__Data__:
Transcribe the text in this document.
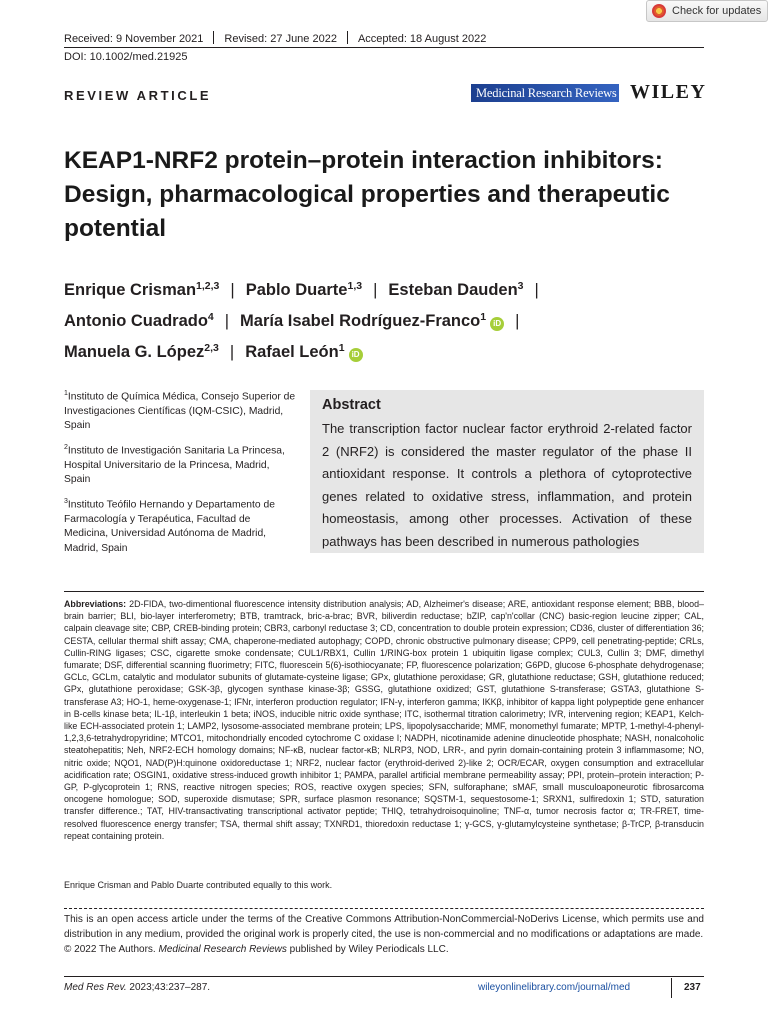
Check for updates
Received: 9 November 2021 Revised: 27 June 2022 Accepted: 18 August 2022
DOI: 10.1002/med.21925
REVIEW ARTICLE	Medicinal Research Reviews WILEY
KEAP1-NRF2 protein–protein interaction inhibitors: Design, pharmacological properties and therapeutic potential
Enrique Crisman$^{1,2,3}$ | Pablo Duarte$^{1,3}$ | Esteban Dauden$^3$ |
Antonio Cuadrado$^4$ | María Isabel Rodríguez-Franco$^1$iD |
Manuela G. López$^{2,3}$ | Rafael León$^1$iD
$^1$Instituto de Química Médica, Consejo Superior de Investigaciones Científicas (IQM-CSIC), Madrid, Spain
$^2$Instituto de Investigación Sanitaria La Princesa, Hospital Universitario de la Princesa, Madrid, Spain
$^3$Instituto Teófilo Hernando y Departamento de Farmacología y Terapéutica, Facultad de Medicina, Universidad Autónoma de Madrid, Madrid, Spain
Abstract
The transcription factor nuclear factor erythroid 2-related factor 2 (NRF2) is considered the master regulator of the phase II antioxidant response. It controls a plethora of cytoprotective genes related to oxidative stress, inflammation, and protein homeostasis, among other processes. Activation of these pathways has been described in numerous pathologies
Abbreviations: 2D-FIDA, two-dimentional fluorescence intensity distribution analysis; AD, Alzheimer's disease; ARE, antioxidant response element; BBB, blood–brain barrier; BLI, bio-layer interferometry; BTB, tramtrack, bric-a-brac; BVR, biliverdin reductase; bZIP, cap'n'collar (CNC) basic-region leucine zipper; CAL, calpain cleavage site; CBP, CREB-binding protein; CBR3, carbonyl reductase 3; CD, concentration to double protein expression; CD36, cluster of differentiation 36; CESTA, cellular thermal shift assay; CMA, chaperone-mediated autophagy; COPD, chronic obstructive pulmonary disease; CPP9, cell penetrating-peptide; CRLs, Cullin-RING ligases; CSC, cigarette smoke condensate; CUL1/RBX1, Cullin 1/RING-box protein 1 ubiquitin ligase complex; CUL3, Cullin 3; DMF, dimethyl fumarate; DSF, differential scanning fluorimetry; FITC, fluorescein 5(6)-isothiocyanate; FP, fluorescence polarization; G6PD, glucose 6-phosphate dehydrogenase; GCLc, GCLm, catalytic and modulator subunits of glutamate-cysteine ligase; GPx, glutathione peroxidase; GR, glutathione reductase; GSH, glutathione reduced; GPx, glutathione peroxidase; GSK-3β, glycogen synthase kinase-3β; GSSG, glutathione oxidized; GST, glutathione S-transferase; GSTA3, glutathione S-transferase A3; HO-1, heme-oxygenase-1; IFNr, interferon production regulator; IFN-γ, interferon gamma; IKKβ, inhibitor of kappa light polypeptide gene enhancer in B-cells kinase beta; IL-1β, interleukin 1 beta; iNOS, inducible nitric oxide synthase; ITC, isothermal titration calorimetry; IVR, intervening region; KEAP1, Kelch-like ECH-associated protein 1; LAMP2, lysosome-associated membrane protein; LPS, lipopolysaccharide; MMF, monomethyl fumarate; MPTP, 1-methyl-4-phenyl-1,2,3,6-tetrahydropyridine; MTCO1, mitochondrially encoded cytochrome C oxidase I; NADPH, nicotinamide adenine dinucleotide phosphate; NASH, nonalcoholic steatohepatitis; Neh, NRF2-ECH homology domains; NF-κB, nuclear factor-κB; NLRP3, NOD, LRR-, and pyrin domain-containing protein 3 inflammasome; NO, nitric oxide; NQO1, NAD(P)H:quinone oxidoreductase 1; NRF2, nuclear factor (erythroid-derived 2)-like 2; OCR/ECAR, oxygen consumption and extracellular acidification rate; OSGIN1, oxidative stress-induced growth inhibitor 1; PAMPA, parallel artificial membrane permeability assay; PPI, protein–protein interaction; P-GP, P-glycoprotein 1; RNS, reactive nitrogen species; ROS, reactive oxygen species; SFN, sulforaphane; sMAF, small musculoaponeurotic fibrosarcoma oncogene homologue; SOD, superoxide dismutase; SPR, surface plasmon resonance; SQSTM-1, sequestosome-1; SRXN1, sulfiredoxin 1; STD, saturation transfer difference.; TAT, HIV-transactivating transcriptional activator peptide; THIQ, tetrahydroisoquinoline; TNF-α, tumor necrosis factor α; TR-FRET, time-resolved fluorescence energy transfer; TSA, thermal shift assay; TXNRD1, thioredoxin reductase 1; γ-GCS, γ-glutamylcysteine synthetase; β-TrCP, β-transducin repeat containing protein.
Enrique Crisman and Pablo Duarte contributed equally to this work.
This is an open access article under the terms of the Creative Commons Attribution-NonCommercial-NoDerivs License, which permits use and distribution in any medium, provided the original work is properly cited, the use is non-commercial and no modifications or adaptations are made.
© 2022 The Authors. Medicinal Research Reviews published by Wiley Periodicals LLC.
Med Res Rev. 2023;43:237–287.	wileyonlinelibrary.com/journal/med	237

--

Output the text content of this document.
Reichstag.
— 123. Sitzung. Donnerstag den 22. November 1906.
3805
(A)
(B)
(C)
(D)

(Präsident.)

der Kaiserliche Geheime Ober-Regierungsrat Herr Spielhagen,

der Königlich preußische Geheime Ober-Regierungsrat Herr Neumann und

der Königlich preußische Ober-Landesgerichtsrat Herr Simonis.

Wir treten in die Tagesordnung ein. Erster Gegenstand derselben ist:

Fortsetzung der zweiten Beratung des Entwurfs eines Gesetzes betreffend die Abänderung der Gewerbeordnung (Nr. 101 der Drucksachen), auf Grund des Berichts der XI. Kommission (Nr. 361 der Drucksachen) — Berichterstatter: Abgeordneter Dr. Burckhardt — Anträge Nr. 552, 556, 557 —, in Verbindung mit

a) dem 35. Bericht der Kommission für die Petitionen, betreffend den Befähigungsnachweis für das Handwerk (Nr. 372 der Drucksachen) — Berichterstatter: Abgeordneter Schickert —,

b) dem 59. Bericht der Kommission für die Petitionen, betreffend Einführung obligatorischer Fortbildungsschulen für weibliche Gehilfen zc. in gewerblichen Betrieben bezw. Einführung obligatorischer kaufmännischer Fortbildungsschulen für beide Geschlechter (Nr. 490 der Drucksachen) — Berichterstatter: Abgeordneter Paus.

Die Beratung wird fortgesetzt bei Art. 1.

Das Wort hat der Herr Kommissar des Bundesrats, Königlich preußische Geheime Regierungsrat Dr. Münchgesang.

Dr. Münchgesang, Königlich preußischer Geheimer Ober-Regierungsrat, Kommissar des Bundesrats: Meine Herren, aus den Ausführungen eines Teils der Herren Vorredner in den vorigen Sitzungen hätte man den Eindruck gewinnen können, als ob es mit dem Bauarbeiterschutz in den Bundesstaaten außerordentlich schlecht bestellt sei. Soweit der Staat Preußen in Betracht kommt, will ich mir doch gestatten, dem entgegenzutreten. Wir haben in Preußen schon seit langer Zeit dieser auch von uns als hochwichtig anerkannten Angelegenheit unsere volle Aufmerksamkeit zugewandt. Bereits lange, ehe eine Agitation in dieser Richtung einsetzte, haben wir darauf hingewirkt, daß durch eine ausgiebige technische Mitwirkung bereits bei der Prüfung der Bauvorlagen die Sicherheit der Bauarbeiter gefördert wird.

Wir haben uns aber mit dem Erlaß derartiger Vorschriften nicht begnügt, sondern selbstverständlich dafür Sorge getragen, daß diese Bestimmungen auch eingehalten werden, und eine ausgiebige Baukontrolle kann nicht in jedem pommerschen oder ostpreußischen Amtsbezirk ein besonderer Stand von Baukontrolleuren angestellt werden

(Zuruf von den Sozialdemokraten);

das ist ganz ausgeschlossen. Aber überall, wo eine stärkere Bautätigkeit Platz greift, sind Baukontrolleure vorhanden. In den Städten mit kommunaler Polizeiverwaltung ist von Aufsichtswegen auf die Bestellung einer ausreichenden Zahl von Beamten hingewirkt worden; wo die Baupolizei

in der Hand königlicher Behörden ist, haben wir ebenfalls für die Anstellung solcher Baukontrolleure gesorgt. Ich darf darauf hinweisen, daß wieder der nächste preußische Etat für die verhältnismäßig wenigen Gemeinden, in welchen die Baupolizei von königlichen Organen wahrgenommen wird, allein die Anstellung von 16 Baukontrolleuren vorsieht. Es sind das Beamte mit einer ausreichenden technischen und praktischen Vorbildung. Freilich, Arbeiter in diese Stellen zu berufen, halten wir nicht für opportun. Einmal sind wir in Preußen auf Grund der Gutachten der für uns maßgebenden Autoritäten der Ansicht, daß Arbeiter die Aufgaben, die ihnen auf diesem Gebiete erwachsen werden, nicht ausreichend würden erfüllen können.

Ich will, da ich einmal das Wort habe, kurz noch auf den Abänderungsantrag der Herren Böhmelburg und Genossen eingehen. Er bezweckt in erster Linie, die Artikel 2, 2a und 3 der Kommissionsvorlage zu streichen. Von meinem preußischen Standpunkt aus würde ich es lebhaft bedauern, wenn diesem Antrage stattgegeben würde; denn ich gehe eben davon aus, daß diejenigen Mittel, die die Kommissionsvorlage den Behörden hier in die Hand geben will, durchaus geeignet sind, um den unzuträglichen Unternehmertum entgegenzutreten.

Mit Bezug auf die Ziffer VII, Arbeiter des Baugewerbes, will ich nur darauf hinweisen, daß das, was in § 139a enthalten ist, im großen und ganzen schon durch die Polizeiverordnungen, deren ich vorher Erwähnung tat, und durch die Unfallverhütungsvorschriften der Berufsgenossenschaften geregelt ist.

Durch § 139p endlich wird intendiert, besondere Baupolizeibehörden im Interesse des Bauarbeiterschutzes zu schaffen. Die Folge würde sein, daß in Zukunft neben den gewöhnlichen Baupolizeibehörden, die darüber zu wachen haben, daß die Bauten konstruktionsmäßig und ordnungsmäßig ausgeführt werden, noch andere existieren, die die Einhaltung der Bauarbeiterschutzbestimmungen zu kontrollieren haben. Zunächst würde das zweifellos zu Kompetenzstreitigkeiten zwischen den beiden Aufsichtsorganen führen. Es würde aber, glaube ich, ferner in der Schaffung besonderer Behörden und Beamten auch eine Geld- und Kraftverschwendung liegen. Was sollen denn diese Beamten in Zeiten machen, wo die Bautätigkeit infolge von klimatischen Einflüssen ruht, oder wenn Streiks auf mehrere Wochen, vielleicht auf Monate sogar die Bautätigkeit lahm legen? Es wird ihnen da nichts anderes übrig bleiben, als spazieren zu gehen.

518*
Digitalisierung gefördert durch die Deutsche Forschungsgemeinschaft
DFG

__Assigned task__: Wherever a line in the entries holds "document", copy that line.

__Response below__:
Transcribe the text in this document.
Output the text content of this document.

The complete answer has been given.